Nalini Malani (* 1946 in Karachi) lives and works in Bombay. Among her most recent solo shows are a large retrospective at the Musée Cantonal des Beaux-Arts, Lausanne (2010), the Irish Museum of Modern Art, Dublin (2008), and the New Museum of Contemporary Art, New York (2003). Her work has been seen in group shows at the Centre Pompidou, Paris (2011), the Martin Gropius Bau, Berlin (2009), the Serpentine Gallery, London (2009), the National Museum of Modern Art, Tokyo (2008), the 16th Sydney Biennial (2008), the 52nd Venice Biennial (2007), and at the Castello di Rivoli, Turin (2005).

Master of visual narrative

It is now time to pay close attention to female subjectivity if anything called progress is to be achieved.“ (Interview with H.U. Obrist and Julia Peyton-Jones, 2008)

^^^^^^^^^^^^^^^^

**Task requirements:**
#1 From the Nalini Malani text, return the part starting with "It is now time" and going on through "Julia Peyton-Jones, 2008)".
#2 Name every venue that the Nalini Malani text gives for her recent solo shows, with its city.
#3 Answer these questions from the Nalini Malani text:
(a) In what year and city was Malani born?
(b) Who conducted the 2008 interview that is quoted?
(c) Which biennial showed her work in 2007?
The records that follow the text come from a separate source.

Document layout analysis data:
^^^^^^^^^^^^^^^^

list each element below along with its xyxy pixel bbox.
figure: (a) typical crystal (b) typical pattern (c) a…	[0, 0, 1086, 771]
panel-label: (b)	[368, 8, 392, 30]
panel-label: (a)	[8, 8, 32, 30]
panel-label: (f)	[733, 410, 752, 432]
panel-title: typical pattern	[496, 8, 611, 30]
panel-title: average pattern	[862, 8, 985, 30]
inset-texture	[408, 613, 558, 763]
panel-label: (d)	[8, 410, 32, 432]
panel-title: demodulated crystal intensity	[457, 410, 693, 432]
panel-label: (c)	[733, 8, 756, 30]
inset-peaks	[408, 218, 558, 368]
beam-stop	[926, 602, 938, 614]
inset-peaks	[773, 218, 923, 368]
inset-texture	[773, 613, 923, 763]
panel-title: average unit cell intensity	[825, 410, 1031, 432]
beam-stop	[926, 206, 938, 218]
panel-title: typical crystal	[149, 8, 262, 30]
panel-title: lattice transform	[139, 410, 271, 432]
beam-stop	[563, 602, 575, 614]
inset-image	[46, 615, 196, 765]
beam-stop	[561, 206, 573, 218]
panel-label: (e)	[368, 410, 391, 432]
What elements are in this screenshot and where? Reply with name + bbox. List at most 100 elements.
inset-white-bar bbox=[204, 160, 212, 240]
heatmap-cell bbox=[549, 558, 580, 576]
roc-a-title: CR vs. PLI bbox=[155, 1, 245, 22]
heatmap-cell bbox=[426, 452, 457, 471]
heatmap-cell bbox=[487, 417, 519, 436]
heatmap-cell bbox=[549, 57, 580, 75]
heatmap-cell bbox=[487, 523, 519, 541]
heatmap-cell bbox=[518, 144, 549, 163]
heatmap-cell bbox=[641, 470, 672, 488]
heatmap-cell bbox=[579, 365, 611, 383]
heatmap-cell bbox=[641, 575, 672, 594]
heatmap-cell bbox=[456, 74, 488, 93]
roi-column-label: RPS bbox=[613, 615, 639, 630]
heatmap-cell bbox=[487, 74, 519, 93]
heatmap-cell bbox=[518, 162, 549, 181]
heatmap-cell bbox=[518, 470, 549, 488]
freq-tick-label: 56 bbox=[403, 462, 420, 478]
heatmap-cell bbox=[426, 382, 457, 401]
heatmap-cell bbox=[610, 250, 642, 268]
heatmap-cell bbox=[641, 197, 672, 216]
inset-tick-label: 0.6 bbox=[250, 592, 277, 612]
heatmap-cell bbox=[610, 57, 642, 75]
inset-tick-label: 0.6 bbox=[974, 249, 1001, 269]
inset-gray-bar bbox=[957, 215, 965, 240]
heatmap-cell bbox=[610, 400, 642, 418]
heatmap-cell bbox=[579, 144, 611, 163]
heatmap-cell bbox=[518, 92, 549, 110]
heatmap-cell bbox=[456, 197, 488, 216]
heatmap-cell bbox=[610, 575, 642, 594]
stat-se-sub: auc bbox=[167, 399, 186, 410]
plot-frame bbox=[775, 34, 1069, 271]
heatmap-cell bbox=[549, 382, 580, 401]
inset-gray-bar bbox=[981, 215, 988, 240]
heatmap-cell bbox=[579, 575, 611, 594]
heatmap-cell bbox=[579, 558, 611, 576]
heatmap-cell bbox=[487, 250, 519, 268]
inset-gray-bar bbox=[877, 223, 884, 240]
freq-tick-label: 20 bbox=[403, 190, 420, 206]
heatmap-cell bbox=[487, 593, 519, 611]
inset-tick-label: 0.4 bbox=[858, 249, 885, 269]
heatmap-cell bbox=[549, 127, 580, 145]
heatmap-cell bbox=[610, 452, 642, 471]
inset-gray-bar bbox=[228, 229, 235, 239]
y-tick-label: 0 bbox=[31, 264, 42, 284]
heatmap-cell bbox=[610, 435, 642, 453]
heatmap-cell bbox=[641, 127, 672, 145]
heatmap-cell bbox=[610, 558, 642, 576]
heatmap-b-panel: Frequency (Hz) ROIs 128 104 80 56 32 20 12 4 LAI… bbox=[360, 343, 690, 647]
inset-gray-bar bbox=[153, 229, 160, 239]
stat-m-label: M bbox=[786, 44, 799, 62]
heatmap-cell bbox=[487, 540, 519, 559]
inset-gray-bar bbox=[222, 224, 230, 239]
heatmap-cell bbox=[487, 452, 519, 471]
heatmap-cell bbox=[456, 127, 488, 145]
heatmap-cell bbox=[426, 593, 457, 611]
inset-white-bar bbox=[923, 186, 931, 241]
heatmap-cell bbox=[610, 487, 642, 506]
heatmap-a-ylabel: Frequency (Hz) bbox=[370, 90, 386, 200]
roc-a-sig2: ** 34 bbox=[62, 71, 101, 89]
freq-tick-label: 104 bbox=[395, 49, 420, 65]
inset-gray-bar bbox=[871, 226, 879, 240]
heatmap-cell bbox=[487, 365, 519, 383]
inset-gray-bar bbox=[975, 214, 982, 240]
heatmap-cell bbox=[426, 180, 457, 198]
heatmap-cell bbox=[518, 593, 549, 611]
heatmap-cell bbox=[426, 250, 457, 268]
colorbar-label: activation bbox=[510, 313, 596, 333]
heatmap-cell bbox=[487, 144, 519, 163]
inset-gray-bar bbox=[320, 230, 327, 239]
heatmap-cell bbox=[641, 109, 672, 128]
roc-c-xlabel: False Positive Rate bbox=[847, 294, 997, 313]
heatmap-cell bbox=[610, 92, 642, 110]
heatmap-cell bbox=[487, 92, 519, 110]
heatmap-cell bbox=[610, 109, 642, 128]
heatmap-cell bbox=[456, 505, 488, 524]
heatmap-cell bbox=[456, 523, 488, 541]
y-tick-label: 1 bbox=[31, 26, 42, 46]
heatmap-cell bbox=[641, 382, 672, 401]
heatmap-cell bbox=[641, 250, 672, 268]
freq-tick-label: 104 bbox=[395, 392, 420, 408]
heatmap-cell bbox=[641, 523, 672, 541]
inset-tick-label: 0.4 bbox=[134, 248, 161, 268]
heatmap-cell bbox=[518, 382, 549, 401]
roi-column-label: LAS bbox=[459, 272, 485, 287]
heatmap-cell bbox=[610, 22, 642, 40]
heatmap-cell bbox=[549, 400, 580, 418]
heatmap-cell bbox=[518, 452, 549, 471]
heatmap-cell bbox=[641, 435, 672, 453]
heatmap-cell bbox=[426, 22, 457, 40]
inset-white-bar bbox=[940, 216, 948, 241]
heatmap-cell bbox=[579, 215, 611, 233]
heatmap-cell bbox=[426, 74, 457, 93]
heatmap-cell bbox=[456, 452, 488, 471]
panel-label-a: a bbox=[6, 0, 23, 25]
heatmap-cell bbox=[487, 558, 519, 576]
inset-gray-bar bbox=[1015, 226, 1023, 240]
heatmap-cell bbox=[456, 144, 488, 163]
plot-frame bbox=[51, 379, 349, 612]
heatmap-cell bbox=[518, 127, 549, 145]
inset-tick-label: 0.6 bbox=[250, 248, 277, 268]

^^^^^^^^^^^^^^^^

**Results for the exercise:**
#1
It is now time to pay close attention to female subjectivity if anything called progress is to be achieved.“ (Interview with H.U. Obrist and Julia Peyton-Jones, 2008)

#2
Musée Cantonal des Beaux-Arts, Lausanne
Irish Museum of Modern Art, Dublin
New Museum of Contemporary Art, New York

#3
(a) 1946, in Karachi
(b) H.U. Obrist and Julia Peyton-Jones
(c) The 52nd Venice Biennial